### TEXTE FOURNI
▽

Sur la politique, nous nous retrouvons au moins sur un point: le désir de reconsidérer les utopistes du genre Fourier pour bien plus que ce que les marxistes ont voulu les dire. Etrangement, les lignes générales d’Onfray rejoignent assez bien les miennes en ce qu’il développe une vision politique horizontale, multiple, multiforme. Par contre, sa brosse historique a complètement percuté mes propres conceptions du développement du monde. A commencer par sa vision du capitalisme, le conduisant à dire une grosse absurdité: selon lui, parce que le capitalisme a toujours existé, que ce soit dans l’économie des coquillages ou celui des montages financiers, il est indépassable, il faut vivre avec et en faire un capitalisme libertaire.
Malheureusement pour son raisonnement, le capitalisme n’est pas indépassable, il n’a pas toujours existé, et je dirais même qu’il n’existe pas en majorité dans l’exercice économique planétaire. La plus grande partie des échanges, des productions et des consommations de la planète ne sont pas des échanges capitalistes. Or, l’économie se fonde sur ces trois actions. Le capitalisme, par contre, et là je le rejoins temporairement, existe depuis bien plus longtemps que la période industrielle, ou même que le XVIIe Siècle des enclosures. A preuve que son raisonnement ne tient d’ailleurs pas, c’est que le capitalisme foncier a commencé à exister sous la forme des enclosures en Grande-Bretagne dès le XIIe Siècle, et qu’a contrario il ne commença a faire son apparition dans certaines régions d’Italie qu’au XIXe Siècle. Par contre, il est exact que le capitalisme existe sous l’antiquité gréco-latine, et à l’état embryonnaire dans tous les régimes de cités qui ont vu apparaître l’écriture pour des raisons comptables. C’est précisément ces nécessités comptables qui donnent naissance au capitalisme. Un capitalisme certes encore réduit, mais réel: à partir du moment où l’on commence à pouvoir produire de l’argent avec du temps, mais sans travail, par la location d’un bien, que ce bien soit un terrain, un troupeau ou de l’argent, qu’un travailleur doive en gros payer pour travailler, apparaît le capitalisme. Mais dans la plupart des sociétés traditionnelles, celles qui ne connaissent pas, ou pas encore, la propriété, il n’y a pas de capitalisme, parce que le capitalisme n’est tout simplement pas possible sans propriété. L’écureuil, contrairement à l’imagerie populaire, n’est pas un capitaliste: à aucun moment il ne s’attend à ce qu’accumuler des réserves dans un arbre creux lui rende plus de noisettes qu’il n’en avait la veille. De même que le chef de village qui se retrouve à la tête de la plus grande réserve de pots et qui décide de faire don de la plus grande partie de celle-ci n’est pas du tout un Carnegie local, mais bien le membre d’une société qui ne connaît pas le capitalisme. Onfray se trompe lorsqu’il voit du capitalisme partout dans l’humanité.

△

### CONSIGNE
Recopiez à l'identique le passage du texte sur Onfray et le capitalisme qui s'ouvre sur les mots « Sur la politique, nous » et se clôt sur « un capitalisme libertaire. ». Les enregistrements qui suivent n'ont aucun rapport avec le texte sur Onfray et le capitalisme.

### ENTRÉES DE DONNÉES
▽

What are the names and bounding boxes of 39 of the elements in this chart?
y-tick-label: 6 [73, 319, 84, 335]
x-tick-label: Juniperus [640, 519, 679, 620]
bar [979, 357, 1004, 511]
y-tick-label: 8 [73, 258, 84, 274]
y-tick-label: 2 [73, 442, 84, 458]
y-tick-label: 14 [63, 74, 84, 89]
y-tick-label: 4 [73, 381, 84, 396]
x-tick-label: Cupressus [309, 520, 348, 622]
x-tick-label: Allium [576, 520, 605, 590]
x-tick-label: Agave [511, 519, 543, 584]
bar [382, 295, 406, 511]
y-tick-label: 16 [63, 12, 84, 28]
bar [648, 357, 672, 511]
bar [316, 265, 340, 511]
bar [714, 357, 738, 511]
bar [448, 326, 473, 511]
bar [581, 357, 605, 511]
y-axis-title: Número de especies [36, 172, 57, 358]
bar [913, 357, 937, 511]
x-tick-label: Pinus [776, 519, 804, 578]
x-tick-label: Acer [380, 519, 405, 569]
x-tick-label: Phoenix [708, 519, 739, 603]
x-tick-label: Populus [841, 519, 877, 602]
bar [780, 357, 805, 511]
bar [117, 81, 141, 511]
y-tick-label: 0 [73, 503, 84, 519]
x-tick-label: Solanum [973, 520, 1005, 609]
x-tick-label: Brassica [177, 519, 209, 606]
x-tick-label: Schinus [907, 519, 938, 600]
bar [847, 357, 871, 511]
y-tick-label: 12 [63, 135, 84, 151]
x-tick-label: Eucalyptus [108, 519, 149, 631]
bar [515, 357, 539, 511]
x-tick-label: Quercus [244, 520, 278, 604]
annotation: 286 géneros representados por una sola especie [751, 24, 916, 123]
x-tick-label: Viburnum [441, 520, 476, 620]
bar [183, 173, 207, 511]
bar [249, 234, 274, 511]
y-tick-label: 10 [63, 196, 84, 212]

△

### CORRIGÉ
Sur la politique, nous nous retrouvons au moins sur un point: le désir de reconsidérer les utopistes du genre Fourier pour bien plus que ce que les marxistes ont voulu les dire. Etrangement, les lignes générales d’Onfray rejoignent assez bien les miennes en ce qu’il développe une vision politique horizontale, multiple, multiforme. Par contre, sa brosse historique a complètement percuté mes propres conceptions du développement du monde. A commencer par sa vision du capitalisme, le conduisant à dire une grosse absurdité: selon lui, parce que le capitalisme a toujours existé, que ce soit dans l’économie des coquillages ou celui des montages financiers, il est indépassable, il faut vivre avec et en faire un capitalisme libertaire.